* [PROBLEM DESCRIPTION]: Gather up every line that includes the string "title".
---
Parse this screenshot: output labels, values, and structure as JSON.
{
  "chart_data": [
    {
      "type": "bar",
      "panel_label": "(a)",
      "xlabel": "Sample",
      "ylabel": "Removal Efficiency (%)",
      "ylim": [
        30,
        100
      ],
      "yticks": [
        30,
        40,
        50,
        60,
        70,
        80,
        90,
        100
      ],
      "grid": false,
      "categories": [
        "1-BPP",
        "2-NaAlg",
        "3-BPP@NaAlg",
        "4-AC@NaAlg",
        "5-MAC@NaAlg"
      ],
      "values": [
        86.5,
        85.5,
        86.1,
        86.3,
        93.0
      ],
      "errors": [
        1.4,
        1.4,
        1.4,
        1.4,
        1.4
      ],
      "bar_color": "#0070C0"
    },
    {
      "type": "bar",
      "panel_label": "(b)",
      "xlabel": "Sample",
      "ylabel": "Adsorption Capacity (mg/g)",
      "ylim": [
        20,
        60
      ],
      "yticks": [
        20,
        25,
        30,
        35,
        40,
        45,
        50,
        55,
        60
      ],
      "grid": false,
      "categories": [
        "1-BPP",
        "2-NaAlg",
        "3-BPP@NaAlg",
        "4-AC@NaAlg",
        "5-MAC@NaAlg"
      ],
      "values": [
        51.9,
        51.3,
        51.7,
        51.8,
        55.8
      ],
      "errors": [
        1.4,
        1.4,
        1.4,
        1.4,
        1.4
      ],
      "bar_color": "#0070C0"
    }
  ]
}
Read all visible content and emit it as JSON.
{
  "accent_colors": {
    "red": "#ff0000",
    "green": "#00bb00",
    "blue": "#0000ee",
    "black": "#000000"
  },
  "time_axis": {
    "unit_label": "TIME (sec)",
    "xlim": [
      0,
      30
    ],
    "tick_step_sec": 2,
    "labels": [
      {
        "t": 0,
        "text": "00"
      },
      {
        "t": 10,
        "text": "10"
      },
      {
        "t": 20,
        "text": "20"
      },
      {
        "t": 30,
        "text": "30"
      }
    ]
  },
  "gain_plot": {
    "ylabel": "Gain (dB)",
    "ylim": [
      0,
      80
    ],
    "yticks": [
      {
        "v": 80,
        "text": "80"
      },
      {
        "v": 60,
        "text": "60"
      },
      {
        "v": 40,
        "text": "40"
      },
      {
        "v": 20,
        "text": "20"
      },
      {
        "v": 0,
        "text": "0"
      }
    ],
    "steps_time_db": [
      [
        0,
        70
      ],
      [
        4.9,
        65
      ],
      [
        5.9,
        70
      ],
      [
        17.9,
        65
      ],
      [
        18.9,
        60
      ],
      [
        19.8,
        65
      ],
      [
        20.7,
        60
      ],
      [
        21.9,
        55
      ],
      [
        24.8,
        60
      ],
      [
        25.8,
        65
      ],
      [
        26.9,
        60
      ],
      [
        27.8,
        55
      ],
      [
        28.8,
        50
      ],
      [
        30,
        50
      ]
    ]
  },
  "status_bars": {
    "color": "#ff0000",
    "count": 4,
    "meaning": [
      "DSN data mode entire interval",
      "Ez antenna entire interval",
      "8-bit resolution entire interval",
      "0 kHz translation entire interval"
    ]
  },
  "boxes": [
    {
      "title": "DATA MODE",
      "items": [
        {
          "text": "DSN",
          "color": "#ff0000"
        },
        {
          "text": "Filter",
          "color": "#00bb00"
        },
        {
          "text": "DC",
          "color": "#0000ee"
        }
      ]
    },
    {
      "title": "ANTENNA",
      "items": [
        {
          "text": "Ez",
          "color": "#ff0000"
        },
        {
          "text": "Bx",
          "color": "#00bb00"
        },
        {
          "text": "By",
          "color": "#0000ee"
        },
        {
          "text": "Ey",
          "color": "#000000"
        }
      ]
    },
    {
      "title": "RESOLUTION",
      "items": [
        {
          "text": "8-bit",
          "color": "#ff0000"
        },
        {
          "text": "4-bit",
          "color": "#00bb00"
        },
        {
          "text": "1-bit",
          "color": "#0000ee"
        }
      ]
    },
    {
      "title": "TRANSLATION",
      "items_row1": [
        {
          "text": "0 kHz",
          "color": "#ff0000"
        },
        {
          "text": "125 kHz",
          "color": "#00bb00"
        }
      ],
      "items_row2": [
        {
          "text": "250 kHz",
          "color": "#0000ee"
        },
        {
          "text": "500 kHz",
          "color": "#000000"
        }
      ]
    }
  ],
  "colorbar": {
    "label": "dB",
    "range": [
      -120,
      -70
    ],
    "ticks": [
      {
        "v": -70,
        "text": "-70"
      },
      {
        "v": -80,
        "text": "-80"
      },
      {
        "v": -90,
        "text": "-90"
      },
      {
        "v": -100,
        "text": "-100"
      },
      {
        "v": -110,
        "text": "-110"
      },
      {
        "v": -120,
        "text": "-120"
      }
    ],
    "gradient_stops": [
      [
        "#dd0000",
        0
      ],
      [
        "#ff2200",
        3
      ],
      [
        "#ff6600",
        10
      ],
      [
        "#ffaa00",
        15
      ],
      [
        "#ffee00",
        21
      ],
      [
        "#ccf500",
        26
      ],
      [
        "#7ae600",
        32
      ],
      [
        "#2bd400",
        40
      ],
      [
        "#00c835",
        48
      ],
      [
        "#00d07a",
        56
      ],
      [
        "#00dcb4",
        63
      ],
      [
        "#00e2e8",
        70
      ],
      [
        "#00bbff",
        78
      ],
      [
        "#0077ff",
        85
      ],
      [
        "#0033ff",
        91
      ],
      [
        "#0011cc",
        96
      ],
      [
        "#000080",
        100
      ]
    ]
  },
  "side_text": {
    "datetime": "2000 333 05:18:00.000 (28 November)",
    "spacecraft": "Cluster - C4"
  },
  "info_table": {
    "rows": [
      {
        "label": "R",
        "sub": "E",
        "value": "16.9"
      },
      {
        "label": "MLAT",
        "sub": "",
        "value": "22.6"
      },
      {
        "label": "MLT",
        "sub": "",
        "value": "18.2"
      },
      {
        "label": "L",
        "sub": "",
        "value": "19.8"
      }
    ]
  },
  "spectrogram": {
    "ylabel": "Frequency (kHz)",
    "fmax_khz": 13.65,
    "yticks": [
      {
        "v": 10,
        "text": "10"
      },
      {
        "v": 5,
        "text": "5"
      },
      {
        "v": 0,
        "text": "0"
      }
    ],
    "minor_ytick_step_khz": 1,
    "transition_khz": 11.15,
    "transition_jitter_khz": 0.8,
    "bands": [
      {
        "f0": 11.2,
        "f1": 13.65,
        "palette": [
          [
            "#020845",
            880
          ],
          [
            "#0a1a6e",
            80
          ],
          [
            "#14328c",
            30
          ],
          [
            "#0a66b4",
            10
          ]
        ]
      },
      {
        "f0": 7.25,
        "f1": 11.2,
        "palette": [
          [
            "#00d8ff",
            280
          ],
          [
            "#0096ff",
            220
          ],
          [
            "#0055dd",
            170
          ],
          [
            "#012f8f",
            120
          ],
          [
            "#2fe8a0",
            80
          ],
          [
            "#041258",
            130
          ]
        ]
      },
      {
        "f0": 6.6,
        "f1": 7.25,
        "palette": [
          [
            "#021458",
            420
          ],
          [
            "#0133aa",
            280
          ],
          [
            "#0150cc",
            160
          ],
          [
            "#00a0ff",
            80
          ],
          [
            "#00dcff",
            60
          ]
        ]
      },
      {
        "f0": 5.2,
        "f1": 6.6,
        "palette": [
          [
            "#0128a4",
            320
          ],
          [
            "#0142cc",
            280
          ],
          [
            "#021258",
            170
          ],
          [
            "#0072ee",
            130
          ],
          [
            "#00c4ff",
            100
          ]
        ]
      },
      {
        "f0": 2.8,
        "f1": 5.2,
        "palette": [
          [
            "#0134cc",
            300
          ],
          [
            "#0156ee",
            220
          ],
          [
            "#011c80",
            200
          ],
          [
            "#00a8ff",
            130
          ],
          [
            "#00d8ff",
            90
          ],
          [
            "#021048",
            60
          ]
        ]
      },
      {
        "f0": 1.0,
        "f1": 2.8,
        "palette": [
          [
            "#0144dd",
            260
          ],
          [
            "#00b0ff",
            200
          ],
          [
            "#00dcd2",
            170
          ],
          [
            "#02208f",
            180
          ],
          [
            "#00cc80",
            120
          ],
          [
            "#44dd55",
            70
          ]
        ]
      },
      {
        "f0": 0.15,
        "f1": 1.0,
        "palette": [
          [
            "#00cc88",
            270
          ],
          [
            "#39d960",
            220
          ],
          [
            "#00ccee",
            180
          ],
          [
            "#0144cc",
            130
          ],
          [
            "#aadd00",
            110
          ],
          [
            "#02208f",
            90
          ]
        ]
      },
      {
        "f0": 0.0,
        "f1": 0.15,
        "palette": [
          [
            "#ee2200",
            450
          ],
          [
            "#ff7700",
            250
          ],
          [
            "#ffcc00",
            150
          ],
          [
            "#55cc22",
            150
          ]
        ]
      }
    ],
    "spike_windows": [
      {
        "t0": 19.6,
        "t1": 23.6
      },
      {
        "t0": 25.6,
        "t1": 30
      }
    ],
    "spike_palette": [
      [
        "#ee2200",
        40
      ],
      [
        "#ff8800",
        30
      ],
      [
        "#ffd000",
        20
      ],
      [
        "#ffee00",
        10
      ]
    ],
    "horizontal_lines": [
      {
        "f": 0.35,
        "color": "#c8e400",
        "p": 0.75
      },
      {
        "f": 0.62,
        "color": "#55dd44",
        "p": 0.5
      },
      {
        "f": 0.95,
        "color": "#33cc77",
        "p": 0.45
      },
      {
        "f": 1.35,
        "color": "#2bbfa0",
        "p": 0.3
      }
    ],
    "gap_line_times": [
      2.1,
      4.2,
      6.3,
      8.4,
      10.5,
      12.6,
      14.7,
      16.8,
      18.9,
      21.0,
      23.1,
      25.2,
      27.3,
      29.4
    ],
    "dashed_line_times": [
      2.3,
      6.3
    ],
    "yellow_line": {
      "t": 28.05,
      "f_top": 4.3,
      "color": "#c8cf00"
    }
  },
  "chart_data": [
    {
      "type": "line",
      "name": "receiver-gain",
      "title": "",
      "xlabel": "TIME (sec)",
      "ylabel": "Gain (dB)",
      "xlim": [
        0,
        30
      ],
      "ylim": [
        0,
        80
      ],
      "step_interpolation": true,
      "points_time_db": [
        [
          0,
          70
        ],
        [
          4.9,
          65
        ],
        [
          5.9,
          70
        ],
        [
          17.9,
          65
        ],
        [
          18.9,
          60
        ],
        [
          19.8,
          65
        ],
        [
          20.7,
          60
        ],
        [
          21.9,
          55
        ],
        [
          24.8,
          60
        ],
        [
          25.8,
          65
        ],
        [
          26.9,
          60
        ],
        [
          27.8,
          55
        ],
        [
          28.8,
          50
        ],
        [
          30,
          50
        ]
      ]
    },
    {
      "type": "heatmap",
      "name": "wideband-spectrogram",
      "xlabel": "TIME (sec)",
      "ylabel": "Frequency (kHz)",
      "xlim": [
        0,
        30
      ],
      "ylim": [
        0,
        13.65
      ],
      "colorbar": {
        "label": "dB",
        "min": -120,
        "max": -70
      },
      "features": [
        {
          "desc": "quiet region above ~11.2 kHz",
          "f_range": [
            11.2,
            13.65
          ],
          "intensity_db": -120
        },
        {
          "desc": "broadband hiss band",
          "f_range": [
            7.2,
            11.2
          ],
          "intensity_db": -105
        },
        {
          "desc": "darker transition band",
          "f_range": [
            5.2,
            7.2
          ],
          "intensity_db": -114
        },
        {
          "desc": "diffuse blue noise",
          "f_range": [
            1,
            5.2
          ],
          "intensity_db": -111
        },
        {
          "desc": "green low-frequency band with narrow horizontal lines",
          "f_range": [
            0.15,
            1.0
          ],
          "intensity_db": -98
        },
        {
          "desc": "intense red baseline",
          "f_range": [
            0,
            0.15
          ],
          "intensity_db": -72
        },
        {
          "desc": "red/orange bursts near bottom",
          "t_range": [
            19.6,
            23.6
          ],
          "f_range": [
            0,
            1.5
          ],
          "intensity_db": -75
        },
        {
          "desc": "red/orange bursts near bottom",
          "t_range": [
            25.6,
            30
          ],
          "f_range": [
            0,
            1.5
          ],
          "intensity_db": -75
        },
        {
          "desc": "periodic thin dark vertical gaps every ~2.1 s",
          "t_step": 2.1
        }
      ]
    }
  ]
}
---
* [REPLY TO THE EXERCISE]:
      "title": "DATA MODE",
      "title": "ANTENNA",
      "title": "RESOLUTION",
      "title": "TRANSLATION",
      "title": "",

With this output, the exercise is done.